### Problem statement
State the number of lines below in which the word "marker" appears. Nothing else belongs in the answer.

### The input
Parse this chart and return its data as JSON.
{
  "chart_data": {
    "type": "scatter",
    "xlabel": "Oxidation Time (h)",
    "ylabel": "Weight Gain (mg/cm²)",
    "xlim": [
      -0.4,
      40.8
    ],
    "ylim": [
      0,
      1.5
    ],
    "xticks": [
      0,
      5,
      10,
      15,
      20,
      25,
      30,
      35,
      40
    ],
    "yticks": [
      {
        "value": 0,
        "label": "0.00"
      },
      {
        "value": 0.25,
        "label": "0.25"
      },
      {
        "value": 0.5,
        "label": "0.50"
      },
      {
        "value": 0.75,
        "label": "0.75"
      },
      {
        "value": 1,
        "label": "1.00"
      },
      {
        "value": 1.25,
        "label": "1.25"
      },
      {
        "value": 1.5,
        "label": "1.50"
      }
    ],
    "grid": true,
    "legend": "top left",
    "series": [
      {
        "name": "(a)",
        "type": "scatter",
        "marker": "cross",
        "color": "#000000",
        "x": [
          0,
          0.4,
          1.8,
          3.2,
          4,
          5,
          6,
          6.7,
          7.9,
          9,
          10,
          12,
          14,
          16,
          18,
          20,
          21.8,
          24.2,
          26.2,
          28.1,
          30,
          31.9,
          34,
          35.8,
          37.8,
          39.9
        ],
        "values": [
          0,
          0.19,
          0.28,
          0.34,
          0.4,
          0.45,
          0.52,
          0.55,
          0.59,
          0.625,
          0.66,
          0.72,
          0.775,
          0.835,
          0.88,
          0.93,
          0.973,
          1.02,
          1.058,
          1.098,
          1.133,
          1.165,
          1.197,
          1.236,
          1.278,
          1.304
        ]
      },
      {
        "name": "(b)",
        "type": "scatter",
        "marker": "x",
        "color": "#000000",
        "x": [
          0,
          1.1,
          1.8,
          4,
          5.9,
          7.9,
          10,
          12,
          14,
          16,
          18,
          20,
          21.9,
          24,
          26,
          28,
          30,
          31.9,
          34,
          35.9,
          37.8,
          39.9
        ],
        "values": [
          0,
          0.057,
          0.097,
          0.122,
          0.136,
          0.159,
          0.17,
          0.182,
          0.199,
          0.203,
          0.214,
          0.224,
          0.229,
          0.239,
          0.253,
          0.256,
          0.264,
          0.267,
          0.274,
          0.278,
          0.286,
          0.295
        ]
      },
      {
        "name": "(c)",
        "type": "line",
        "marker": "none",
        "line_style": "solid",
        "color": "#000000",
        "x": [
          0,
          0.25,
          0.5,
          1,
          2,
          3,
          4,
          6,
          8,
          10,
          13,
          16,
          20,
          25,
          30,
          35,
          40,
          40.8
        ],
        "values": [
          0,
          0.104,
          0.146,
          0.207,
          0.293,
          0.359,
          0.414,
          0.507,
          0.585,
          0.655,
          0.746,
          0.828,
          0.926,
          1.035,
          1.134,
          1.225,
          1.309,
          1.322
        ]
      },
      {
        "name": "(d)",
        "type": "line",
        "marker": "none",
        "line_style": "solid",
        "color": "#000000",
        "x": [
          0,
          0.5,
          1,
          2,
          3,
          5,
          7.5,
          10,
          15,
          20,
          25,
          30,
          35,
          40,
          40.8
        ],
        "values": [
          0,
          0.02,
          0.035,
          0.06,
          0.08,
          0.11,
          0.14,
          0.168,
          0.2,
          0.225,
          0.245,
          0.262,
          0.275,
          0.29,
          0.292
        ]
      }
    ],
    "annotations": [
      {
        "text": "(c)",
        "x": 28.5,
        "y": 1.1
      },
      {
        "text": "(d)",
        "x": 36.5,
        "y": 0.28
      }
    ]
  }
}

### Result
4